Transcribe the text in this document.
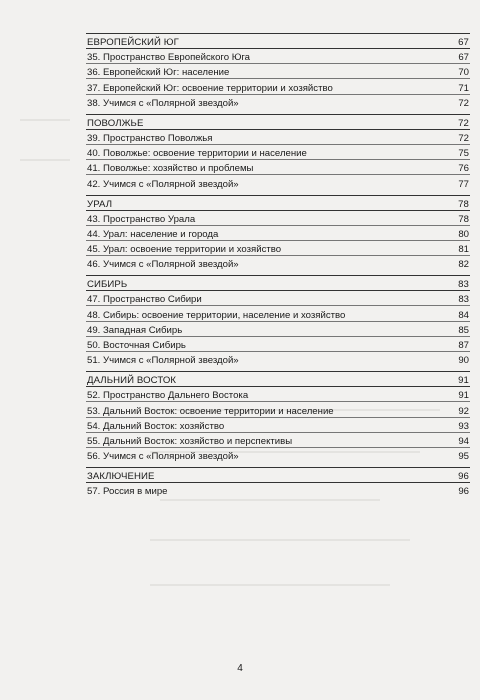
ЕВРОПЕЙСКИЙ ЮГ	67
35. Пространство Европейского Юга	67
36. Европейский Юг: население	70
37. Европейский Юг: освоение территории и хозяйство	71
38. Учимся с «Полярной звездой»	72
ПОВОЛЖЬЕ	72
39. Пространство Поволжья	72
40. Поволжье: освоение территории и население	75
41. Поволжье: хозяйство и проблемы	76
42. Учимся с «Полярной звездой»	77
УРАЛ	78
43. Пространство Урала	78
44. Урал: население и города	80
45. Урал: освоение территории и хозяйство	81
46. Учимся с «Полярной звездой»	82
СИБИРЬ	83
47. Пространство Сибири	83
48. Сибирь: освоение территории, население и хозяйство	84
49. Западная Сибирь	85
50. Восточная Сибирь	87
51. Учимся с «Полярной звездой»	90
ДАЛЬНИЙ ВОСТОК	91
52. Пространство Дальнего Востока	91
53. Дальний Восток: освоение территории и население	92
54. Дальний Восток: хозяйство	93
55. Дальний Восток: хозяйство и перспективы	94
56. Учимся с «Полярной звездой»	95
ЗАКЛЮЧЕНИЕ	96
57. Россия в мире	96
4
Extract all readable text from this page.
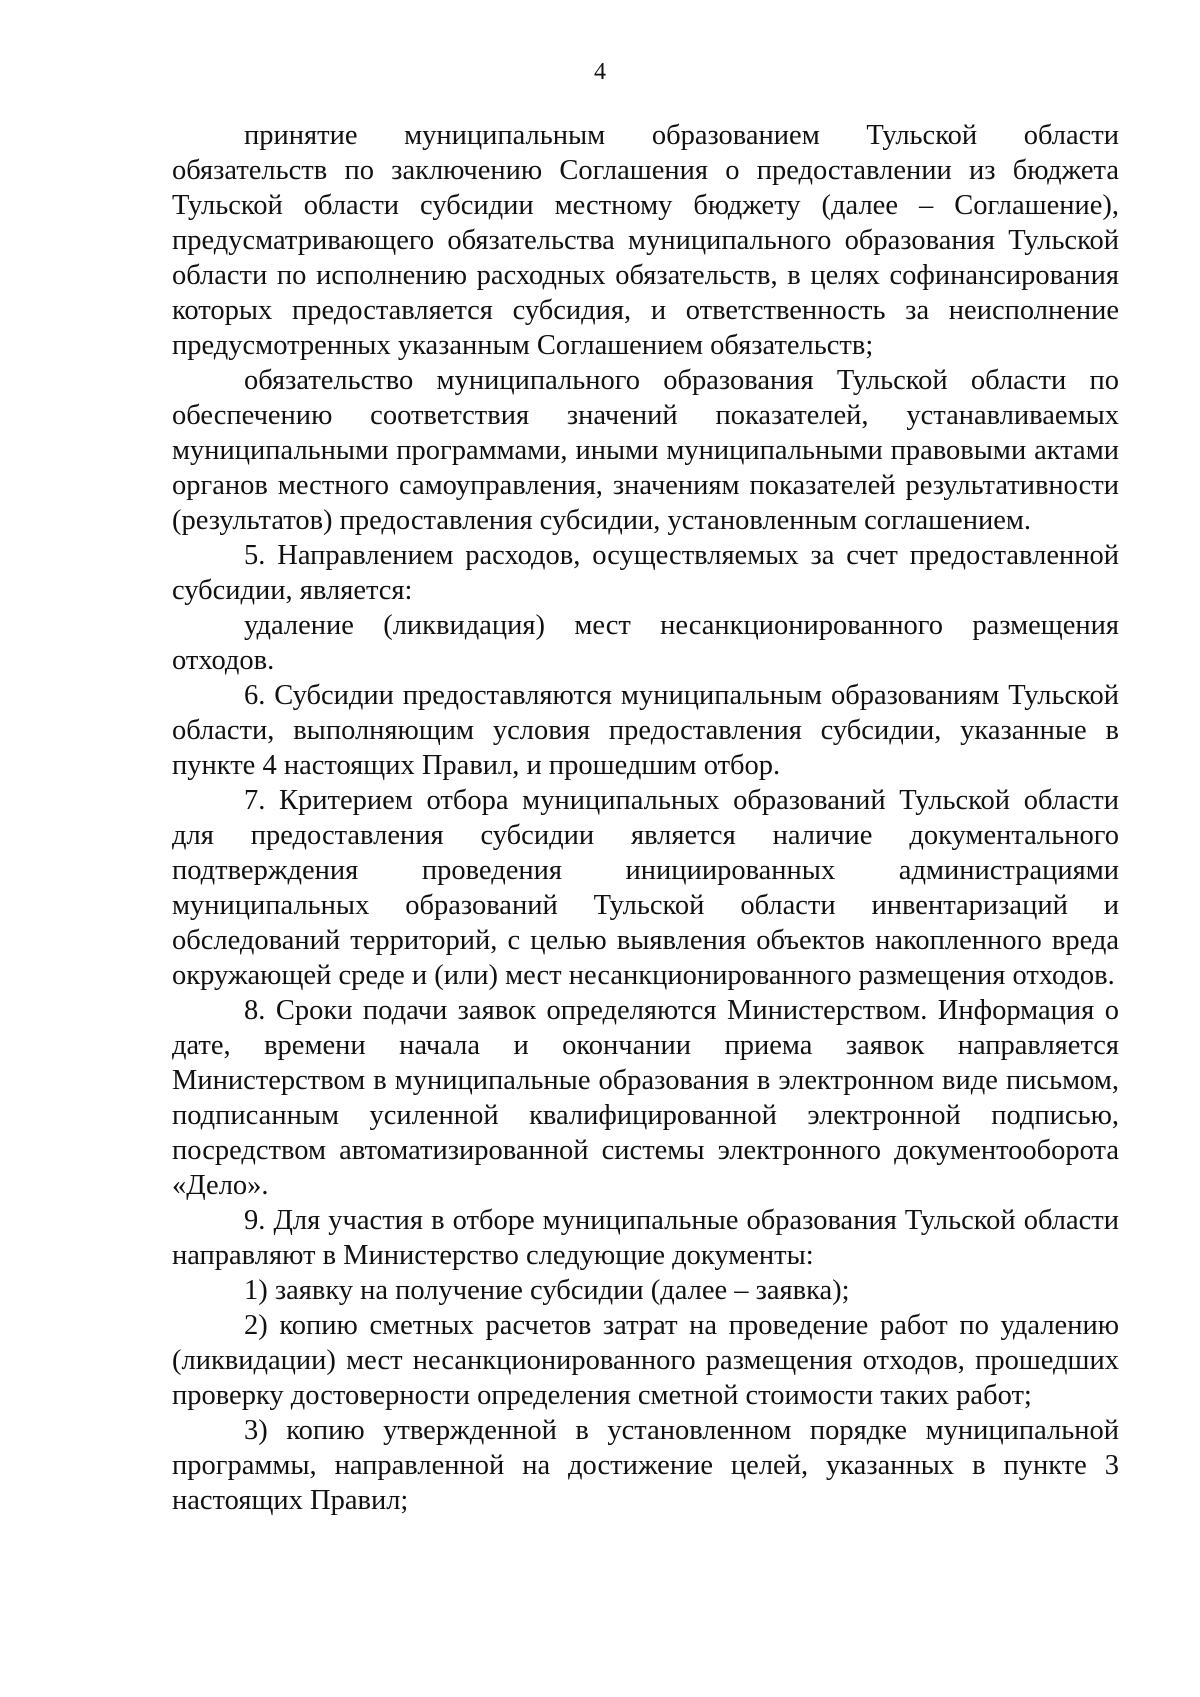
4

принятие муниципальным образованием Тульской области обязательств по заключению Соглашения о предоставлении из бюджета Тульской области субсидии местному бюджету (далее – Соглашение), предусматривающего обязательства муниципального образования Тульской области по исполнению расходных обязательств, в целях софинансирования которых предоставляется субсидия, и ответственность за неисполнение предусмотренных указанным Соглашением обязательств;

обязательство муниципального образования Тульской области по обеспечению соответствия значений показателей, устанавливаемых муниципальными программами, иными муниципальными правовыми актами органов местного самоуправления, значениям показателей результативности (результатов) предоставления субсидии, установленным соглашением.

5. Направлением расходов, осуществляемых за счет предоставленной субсидии, является:

удаление (ликвидация) мест несанкционированного размещения отходов.

6. Субсидии предоставляются муниципальным образованиям Тульской области, выполняющим условия предоставления субсидии, указанные в пункте 4 настоящих Правил, и прошедшим отбор.

7. Критерием отбора муниципальных образований Тульской области для предоставления субсидии является наличие документального подтверждения проведения инициированных администрациями муниципальных образований Тульской области инвентаризаций и обследований территорий, с целью выявления объектов накопленного вреда окружающей среде и (или) мест несанкционированного размещения отходов.

8. Сроки подачи заявок определяются Министерством. Информация о дате, времени начала и окончании приема заявок направляется Министерством в муниципальные образования в электронном виде письмом, подписанным усиленной квалифицированной электронной подписью, посредством автоматизированной системы электронного документооборота «Дело».

9. Для участия в отборе муниципальные образования Тульской области направляют в Министерство следующие документы:

1) заявку на получение субсидии (далее – заявка);

2) копию сметных расчетов затрат на проведение работ по удалению (ликвидации) мест несанкционированного размещения отходов, прошедших проверку достоверности определения сметной стоимости таких работ;

3) копию утвержденной в установленном порядке муниципальной программы, направленной на достижение целей, указанных в пункте 3 настоящих Правил;
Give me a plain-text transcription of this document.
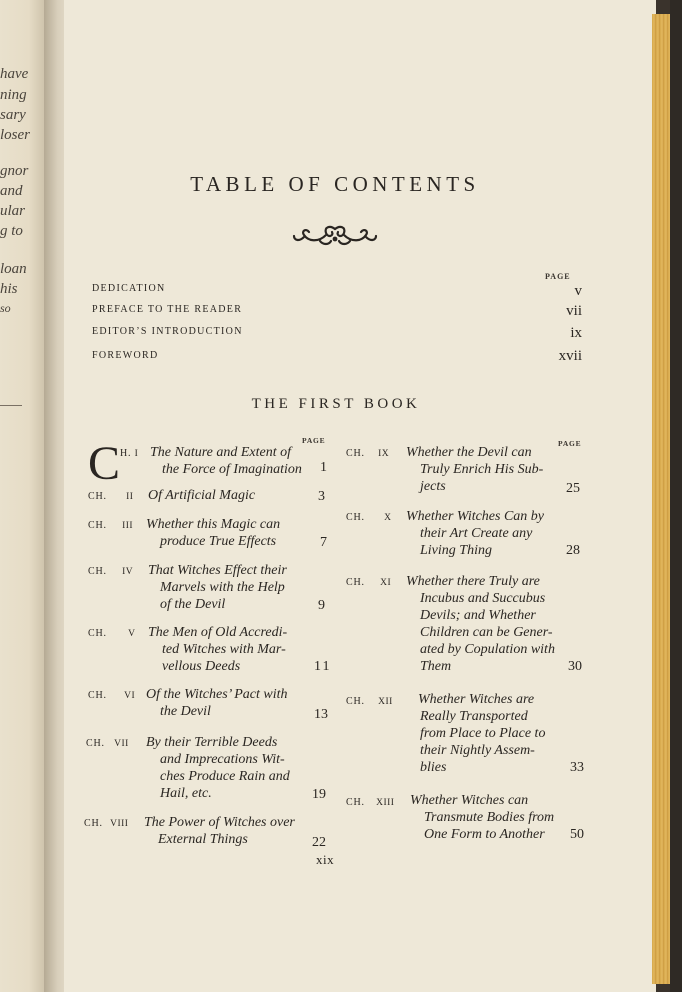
have
ning
sary
loser
gnor
and
ular
g to
loan
his
so
TABLE OF CONTENTS
PAGE
DEDICATION	v
PREFACE TO THE READER	vii
EDITOR’S INTRODUCTION	ix
FOREWORD	xvii
THE FIRST BOOK
PAGE	PAGE
C H. I The Nature and Extent of
the Force of Imagination 1
CH. II Of Artificial Magic	3
CH. III Whether this Magic can
produce True Effects	7
CH. IV That Witches Effect their
Marvels with the Help
of the Devil	9
CH. V The Men of Old Accredi-
ted Witches with Mar-
vellous Deeds	11
CH. VI Of the Witches’ Pact with
the Devil	13
CH. VII By their Terrible Deeds
and Imprecations Wit-
ches Produce Rain and
Hail, etc.	19
CH. VIII The Power of Witches over
External Things	22
CH. IX Whether the Devil can
Truly Enrich His Sub-
jects	25
CH. X Whether Witches Can by
their Art Create any
Living Thing	28
CH. XI Whether there Truly are
Incubus and Succubus
Devils; and Whether
Children can be Gener-
ated by Copulation with
Them	30
CH. XII Whether Witches are
Really Transported
from Place to Place to
their Nightly Assem-
blies	33
CH. XIII Whether Witches can
Transmute Bodies from
One Form to Another	50
xix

* * * *

Goal
All of the entries above should be copied exactly, except for the pictures.

Result
Transcribe the text in this document.
ЕВРОПЕЙСКИЙ ЮГ	67
35. Пространство Европейского Юга	67
36. Европейский Юг: население	70
37. Европейский Юг: освоение территории и хозяйство	71
38. Учимся с «Полярной звездой»	72
ПОВОЛЖЬЕ	72
39. Пространство Поволжья	72
40. Поволжье: освоение территории и население	75
41. Поволжье: хозяйство и проблемы	76
42. Учимся с «Полярной звездой»	77
УРАЛ	78
43. Пространство Урала	78
44. Урал: население и города	80
45. Урал: освоение территории и хозяйство	81
46. Учимся с «Полярной звездой»	82
СИБИРЬ	83
47. Пространство Сибири	83
48. Сибирь: освоение территории, население и хозяйство	84
49. Западная Сибирь	85
50. Восточная Сибирь	87
51. Учимся с «Полярной звездой»	90
ДАЛЬНИЙ ВОСТОК	91
52. Пространство Дальнего Востока	91
53. Дальний Восток: освоение территории и население	92
54. Дальний Восток: хозяйство	93
55. Дальний Восток: хозяйство и перспективы	94
56. Учимся с «Полярной звездой»	95
ЗАКЛЮЧЕНИЕ	96
57. Россия в мире	96
4
Extract all readable text from this page.
4

принятие муниципальным образованием Тульской области обязательств по заключению Соглашения о предоставлении из бюджета Тульской области субсидии местному бюджету (далее – Соглашение), предусматривающего обязательства муниципального образования Тульской области по исполнению расходных обязательств, в целях софинансирования которых предоставляется субсидия, и ответственность за неисполнение предусмотренных указанным Соглашением обязательств;

обязательство муниципального образования Тульской области по обеспечению соответствия значений показателей, устанавливаемых муниципальными программами, иными муниципальными правовыми актами органов местного самоуправления, значениям показателей результативности (результатов) предоставления субсидии, установленным соглашением.

5. Направлением расходов, осуществляемых за счет предоставленной субсидии, является:

удаление (ликвидация) мест несанкционированного размещения отходов.

6. Субсидии предоставляются муниципальным образованиям Тульской области, выполняющим условия предоставления субсидии, указанные в пункте 4 настоящих Правил, и прошедшим отбор.

7. Критерием отбора муниципальных образований Тульской области для предоставления субсидии является наличие документального подтверждения проведения инициированных администрациями муниципальных образований Тульской области инвентаризаций и обследований территорий, с целью выявления объектов накопленного вреда окружающей среде и (или) мест несанкционированного размещения отходов.

8. Сроки подачи заявок определяются Министерством. Информация о дате, времени начала и окончании приема заявок направляется Министерством в муниципальные образования в электронном виде письмом, подписанным усиленной квалифицированной электронной подписью, посредством автоматизированной системы электронного документооборота «Дело».

9. Для участия в отборе муниципальные образования Тульской области направляют в Министерство следующие документы:

1) заявку на получение субсидии (далее – заявка);

2) копию сметных расчетов затрат на проведение работ по удалению (ликвидации) мест несанкционированного размещения отходов, прошедших проверку достоверности определения сметной стоимости таких работ;

3) копию утвержденной в установленном порядке муниципальной программы, направленной на достижение целей, указанных в пункте 3 настоящих Правил;
Give me a plain-text transcription of this document.
have
ning
sary
loser
gnor
and
ular
g to
loan
his
so
TABLE OF CONTENTS
PAGE
DEDICATION	v
PREFACE TO THE READER	vii
EDITOR’S INTRODUCTION	ix
FOREWORD	xvii
THE FIRST BOOK
PAGE	PAGE
C H. I The Nature and Extent of
the Force of Imagination 1
CH. II Of Artificial Magic	3
CH. III Whether this Magic can
produce True Effects	7
CH. IV That Witches Effect their
Marvels with the Help
of the Devil	9
CH. V The Men of Old Accredi-
ted Witches with Mar-
vellous Deeds	11
CH. VI Of the Witches’ Pact with
the Devil	13
CH. VII By their Terrible Deeds
and Imprecations Wit-
ches Produce Rain and
Hail, etc.	19
CH. VIII The Power of Witches over
External Things	22
CH. IX Whether the Devil can
Truly Enrich His Sub-
jects	25
CH. X Whether Witches Can by
their Art Create any
Living Thing	28
CH. XI Whether there Truly are
Incubus and Succubus
Devils; and Whether
Children can be Gener-
ated by Copulation with
Them	30
CH. XII Whether Witches are
Really Transported
from Place to Place to
their Nightly Assem-
blies	33
CH. XIII Whether Witches can
Transmute Bodies from
One Form to Another	50
xix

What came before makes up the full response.